- **GOAL**: Copy out all of the material exactly.

— START EXERCISE MATERIALS —

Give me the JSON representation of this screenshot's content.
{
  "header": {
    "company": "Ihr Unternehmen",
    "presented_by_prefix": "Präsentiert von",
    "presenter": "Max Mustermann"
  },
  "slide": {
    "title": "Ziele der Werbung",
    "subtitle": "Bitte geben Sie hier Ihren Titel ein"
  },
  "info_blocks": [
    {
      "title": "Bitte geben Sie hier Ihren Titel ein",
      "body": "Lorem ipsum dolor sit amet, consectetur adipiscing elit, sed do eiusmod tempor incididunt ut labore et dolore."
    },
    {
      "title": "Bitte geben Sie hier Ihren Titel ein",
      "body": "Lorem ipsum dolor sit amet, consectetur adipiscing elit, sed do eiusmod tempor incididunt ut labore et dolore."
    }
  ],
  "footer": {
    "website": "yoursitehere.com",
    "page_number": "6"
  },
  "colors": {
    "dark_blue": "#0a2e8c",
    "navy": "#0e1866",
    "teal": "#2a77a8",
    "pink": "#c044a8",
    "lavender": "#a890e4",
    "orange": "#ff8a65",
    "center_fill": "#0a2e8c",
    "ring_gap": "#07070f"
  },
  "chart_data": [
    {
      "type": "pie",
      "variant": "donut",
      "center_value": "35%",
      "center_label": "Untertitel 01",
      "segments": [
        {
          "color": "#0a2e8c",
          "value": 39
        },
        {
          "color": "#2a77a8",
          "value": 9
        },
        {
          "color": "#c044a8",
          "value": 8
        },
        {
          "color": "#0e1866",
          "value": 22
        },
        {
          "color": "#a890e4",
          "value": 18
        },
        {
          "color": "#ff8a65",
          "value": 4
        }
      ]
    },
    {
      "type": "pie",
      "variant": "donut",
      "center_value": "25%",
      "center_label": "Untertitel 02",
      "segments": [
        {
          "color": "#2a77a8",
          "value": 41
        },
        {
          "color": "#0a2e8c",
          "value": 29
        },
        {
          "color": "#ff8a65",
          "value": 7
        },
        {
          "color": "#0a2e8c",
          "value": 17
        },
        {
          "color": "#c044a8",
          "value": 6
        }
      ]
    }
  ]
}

— END EXERCISE MATERIALS —

- **SOLVED PROBLEM**:
Give me the JSON representation of this screenshot's content.
{
  "header": {
    "company": "Ihr Unternehmen",
    "presented_by_prefix": "Präsentiert von",
    "presenter": "Max Mustermann"
  },
  "slide": {
    "title": "Ziele der Werbung",
    "subtitle": "Bitte geben Sie hier Ihren Titel ein"
  },
  "info_blocks": [
    {
      "title": "Bitte geben Sie hier Ihren Titel ein",
      "body": "Lorem ipsum dolor sit amet, consectetur adipiscing elit, sed do eiusmod tempor incididunt ut labore et dolore."
    },
    {
      "title": "Bitte geben Sie hier Ihren Titel ein",
      "body": "Lorem ipsum dolor sit amet, consectetur adipiscing elit, sed do eiusmod tempor incididunt ut labore et dolore."
    }
  ],
  "footer": {
    "website": "yoursitehere.com",
    "page_number": "6"
  },
  "colors": {
    "dark_blue": "#0a2e8c",
    "navy": "#0e1866",
    "teal": "#2a77a8",
    "pink": "#c044a8",
    "lavender": "#a890e4",
    "orange": "#ff8a65",
    "center_fill": "#0a2e8c",
    "ring_gap": "#07070f"
  },
  "chart_data": [
    {
      "type": "pie",
      "variant": "donut",
      "center_value": "35%",
      "center_label": "Untertitel 01",
      "segments": [
        {
          "color": "#0a2e8c",
          "value": 39
        },
        {
          "color": "#2a77a8",
          "value": 9
        },
        {
          "color": "#c044a8",
          "value": 8
        },
        {
          "color": "#0e1866",
          "value": 22
        },
        {
          "color": "#a890e4",
          "value": 18
        },
        {
          "color": "#ff8a65",
          "value": 4
        }
      ]
    },
    {
      "type": "pie",
      "variant": "donut",
      "center_value": "25%",
      "center_label": "Untertitel 02",
      "segments": [
        {
          "color": "#2a77a8",
          "value": 41
        },
        {
          "color": "#0a2e8c",
          "value": 29
        },
        {
          "color": "#ff8a65",
          "value": 7
        },
        {
          "color": "#0a2e8c",
          "value": 17
        },
        {
          "color": "#c044a8",
          "value": 6
        }
      ]
    }
  ]
}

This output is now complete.